▶ **Given problem**: All the data should be repeated exactly. Any image in it is left out.

********

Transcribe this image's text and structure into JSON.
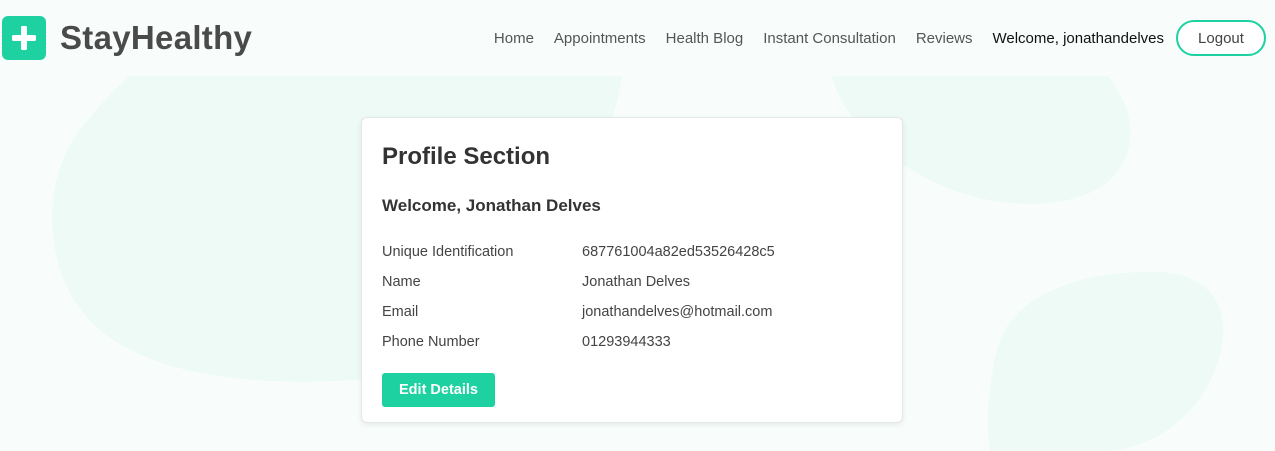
{
  "brand": {
    "name": "StayHealthy",
    "icon": "plus-icon",
    "accent": "#1dd1a1"
  },
  "nav": {
    "links": [
      "Home",
      "Appointments",
      "Health Blog",
      "Instant Consultation",
      "Reviews"
    ],
    "welcome": "Welcome, jonathandelves",
    "logout_label": "Logout"
  },
  "profile": {
    "title": "Profile Section",
    "welcome": "Welcome, Jonathan Delves",
    "fields": [
      {
        "label": "Unique Identification",
        "value": "687761004a82ed53526428c5"
      },
      {
        "label": "Name",
        "value": "Jonathan Delves"
      },
      {
        "label": "Email",
        "value": "jonathandelves@hotmail.com"
      },
      {
        "label": "Phone Number",
        "value": "01293944333"
      }
    ],
    "edit_label": "Edit Details"
  }
}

********

▶ **Exercise output**:
Transcribe this image's text and structure into JSON.
{
  "brand": {
    "name": "StayHealthy",
    "icon": "plus-icon",
    "accent": "#1dd1a1"
  },
  "nav": {
    "links": [
      "Home",
      "Appointments",
      "Health Blog",
      "Instant Consultation",
      "Reviews"
    ],
    "welcome": "Welcome, jonathandelves",
    "logout_label": "Logout"
  },
  "profile": {
    "title": "Profile Section",
    "welcome": "Welcome, Jonathan Delves",
    "fields": [
      {
        "label": "Unique Identification",
        "value": "687761004a82ed53526428c5"
      },
      {
        "label": "Name",
        "value": "Jonathan Delves"
      },
      {
        "label": "Email",
        "value": "jonathandelves@hotmail.com"
      },
      {
        "label": "Phone Number",
        "value": "01293944333"
      }
    ],
    "edit_label": "Edit Details"
  }
}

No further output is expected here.